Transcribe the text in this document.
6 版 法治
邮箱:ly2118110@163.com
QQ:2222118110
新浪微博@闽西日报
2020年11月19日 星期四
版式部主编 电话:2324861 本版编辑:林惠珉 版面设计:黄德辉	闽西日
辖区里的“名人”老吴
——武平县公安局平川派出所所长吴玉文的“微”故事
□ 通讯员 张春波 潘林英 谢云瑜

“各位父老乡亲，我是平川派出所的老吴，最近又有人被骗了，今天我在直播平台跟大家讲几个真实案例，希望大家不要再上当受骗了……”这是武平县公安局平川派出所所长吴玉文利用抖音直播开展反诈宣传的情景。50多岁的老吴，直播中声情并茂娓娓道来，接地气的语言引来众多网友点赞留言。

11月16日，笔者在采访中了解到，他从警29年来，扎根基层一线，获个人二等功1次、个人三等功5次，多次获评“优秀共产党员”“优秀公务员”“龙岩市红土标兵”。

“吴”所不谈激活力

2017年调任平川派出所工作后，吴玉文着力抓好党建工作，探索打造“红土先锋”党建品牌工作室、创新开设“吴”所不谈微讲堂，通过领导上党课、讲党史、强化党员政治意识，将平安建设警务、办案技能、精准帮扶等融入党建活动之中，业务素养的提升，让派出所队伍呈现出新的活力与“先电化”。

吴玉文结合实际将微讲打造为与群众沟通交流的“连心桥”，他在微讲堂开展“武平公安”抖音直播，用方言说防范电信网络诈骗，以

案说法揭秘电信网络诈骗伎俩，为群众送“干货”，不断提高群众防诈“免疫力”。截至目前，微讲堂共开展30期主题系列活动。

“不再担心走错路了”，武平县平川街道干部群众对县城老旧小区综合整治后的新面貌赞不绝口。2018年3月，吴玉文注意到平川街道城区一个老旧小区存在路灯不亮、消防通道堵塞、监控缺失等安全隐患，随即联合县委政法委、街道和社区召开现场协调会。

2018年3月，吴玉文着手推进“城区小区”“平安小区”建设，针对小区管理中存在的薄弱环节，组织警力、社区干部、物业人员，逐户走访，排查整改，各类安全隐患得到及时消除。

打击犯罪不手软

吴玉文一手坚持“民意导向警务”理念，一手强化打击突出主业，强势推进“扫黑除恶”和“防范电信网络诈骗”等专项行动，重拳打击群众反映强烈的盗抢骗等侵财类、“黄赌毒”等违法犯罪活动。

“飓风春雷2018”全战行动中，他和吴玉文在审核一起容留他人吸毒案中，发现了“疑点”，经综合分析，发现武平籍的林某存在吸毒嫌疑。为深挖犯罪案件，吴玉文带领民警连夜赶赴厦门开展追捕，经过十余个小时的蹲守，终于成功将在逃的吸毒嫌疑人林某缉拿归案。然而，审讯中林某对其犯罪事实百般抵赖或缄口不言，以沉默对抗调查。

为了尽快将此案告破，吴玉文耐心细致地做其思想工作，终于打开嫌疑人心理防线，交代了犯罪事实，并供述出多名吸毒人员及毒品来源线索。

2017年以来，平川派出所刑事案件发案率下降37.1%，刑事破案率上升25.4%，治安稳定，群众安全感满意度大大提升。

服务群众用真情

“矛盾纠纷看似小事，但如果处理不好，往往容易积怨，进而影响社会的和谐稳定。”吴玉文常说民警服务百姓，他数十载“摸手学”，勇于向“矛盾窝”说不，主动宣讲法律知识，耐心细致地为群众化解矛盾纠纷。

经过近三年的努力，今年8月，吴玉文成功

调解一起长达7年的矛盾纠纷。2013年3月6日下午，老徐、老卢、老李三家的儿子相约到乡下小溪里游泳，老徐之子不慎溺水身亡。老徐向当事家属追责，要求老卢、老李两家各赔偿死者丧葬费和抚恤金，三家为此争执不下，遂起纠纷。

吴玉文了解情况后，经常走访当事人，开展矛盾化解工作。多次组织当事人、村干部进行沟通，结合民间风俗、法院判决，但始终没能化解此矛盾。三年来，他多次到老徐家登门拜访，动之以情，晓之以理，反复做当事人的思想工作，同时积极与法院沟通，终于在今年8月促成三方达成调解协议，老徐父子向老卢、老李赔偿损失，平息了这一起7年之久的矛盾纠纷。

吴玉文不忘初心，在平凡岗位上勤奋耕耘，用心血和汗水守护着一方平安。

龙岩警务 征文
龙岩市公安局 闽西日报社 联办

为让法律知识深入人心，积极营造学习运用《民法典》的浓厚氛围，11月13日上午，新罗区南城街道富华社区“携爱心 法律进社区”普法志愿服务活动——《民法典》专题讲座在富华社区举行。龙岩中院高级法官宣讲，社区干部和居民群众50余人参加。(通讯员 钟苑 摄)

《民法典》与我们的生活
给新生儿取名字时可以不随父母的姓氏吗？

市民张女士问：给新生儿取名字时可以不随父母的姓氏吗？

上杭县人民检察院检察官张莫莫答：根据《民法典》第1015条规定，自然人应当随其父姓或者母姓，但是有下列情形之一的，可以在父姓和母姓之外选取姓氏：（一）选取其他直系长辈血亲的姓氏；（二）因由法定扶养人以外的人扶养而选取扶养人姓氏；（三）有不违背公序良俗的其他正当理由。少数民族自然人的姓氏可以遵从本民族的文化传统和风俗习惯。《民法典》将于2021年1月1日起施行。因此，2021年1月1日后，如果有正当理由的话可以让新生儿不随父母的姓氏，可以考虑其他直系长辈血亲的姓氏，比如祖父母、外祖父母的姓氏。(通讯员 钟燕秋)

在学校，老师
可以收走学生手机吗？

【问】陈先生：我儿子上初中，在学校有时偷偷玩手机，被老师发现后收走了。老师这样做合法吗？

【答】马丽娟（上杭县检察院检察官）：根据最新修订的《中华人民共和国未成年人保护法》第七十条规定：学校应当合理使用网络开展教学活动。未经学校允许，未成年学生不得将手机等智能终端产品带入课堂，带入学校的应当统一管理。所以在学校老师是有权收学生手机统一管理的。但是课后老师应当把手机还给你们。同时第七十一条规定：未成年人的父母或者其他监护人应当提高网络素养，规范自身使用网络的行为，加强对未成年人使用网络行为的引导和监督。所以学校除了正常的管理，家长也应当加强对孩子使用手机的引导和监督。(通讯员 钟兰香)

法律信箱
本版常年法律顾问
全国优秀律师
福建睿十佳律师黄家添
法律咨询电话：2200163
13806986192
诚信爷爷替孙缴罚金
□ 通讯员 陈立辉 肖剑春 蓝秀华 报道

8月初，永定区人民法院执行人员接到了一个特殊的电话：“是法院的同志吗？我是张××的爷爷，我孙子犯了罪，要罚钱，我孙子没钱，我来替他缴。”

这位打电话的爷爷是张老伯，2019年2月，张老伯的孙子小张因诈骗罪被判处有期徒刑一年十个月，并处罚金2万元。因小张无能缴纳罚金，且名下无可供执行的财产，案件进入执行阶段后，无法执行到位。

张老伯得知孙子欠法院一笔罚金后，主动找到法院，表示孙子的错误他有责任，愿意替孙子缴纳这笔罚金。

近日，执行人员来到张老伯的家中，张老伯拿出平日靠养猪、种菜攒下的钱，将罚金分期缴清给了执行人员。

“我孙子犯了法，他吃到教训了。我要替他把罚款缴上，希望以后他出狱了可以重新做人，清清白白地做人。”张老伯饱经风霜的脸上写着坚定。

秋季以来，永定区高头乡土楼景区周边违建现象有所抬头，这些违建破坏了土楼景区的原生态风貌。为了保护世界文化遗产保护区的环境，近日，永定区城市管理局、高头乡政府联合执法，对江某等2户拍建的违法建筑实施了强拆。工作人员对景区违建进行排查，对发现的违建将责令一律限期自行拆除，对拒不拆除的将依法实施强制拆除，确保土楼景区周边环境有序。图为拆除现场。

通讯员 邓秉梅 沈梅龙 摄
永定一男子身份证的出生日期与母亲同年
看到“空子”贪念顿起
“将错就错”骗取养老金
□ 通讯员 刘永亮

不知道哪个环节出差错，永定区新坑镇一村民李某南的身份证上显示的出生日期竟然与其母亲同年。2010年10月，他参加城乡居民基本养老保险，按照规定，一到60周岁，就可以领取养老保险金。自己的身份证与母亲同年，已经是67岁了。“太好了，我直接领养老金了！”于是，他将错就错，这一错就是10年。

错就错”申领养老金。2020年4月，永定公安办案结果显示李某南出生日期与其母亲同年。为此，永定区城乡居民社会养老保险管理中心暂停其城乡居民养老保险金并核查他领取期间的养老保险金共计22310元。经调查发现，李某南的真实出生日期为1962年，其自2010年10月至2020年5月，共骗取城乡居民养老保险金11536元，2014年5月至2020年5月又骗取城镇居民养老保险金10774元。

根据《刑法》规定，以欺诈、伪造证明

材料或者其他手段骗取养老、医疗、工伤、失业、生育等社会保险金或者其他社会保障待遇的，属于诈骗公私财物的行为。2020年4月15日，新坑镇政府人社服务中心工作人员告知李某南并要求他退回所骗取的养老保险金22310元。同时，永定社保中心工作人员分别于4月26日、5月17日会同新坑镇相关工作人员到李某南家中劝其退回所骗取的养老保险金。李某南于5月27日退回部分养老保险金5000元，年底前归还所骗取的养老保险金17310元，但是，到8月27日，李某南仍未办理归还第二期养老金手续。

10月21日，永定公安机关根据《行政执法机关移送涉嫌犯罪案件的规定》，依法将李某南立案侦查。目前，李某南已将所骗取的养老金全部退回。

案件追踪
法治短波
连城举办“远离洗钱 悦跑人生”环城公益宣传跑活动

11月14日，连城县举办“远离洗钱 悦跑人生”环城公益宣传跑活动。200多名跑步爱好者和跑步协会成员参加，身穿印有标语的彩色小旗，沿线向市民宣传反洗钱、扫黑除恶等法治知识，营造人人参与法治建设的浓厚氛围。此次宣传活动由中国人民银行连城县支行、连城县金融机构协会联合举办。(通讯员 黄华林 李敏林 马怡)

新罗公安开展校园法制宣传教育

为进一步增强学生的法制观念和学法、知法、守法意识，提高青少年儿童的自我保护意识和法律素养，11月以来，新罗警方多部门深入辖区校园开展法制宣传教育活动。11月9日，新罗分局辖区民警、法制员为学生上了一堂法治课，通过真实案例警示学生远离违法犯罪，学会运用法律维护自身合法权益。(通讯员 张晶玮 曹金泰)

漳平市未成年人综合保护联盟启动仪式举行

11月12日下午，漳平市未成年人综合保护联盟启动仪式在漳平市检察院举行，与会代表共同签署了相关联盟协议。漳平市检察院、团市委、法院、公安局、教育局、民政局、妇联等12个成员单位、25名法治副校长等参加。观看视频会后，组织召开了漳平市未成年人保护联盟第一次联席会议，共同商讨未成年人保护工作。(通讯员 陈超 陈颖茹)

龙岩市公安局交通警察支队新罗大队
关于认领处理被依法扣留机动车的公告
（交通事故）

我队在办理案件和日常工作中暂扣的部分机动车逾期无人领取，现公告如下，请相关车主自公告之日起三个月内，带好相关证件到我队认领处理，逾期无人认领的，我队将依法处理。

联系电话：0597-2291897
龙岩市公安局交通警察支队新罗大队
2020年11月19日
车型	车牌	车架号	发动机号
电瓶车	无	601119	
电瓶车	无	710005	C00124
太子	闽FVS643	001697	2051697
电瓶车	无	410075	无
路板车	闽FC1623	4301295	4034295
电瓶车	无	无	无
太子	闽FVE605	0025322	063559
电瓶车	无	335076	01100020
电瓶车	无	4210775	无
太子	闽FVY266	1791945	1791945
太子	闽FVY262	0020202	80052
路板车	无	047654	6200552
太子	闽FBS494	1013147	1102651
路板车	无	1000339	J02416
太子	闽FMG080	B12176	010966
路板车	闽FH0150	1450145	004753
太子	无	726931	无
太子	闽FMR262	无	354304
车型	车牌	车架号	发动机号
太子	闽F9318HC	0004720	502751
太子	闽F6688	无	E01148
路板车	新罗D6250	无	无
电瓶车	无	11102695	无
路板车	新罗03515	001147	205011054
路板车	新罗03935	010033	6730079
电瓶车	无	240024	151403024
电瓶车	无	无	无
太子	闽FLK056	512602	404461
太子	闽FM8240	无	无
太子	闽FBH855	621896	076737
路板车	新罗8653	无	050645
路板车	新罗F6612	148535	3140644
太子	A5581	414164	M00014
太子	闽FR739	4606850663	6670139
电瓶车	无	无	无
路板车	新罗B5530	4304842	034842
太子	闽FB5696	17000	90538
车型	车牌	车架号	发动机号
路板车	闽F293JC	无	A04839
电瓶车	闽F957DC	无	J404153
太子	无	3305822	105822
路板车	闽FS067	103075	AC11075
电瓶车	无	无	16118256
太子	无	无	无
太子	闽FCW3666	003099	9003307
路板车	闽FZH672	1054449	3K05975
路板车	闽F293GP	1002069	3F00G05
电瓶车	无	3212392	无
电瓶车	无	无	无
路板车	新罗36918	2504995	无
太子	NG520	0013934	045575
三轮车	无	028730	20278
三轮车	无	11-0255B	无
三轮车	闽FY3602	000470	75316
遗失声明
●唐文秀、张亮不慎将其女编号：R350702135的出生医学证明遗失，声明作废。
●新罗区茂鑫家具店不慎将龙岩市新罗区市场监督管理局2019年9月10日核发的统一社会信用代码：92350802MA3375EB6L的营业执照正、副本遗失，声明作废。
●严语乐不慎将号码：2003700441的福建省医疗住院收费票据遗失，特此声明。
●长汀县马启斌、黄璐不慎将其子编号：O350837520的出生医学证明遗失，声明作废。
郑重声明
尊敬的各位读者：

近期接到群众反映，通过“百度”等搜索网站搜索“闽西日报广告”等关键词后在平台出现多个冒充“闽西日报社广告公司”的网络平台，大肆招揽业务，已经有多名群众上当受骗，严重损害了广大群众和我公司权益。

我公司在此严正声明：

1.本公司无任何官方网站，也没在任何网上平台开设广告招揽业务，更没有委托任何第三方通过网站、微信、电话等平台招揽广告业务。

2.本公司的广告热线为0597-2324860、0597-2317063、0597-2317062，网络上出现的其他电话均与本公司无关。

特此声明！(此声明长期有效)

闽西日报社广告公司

^^^^^^^^

→ **The request**: Each line above that includes "环城公益宣传跑活动" should be shown.

→ **Expected answer**:
连城举办“远离洗钱 悦跑人生”环城公益宣传跑活动
11月14日，连城县举办“远离洗钱 悦跑人生”环城公益宣传跑活动。200多名跑步爱好者和跑步协会成员参加，身穿印有标语的彩色小旗，沿线向市民宣传反洗钱、扫黑除恶等法治知识，营造人人参与法治建设的浓厚氛围。此次宣传活动由中国人民银行连城县支行、连城县金融机构协会联合举办。(通讯员 黄华林 李敏林 马怡)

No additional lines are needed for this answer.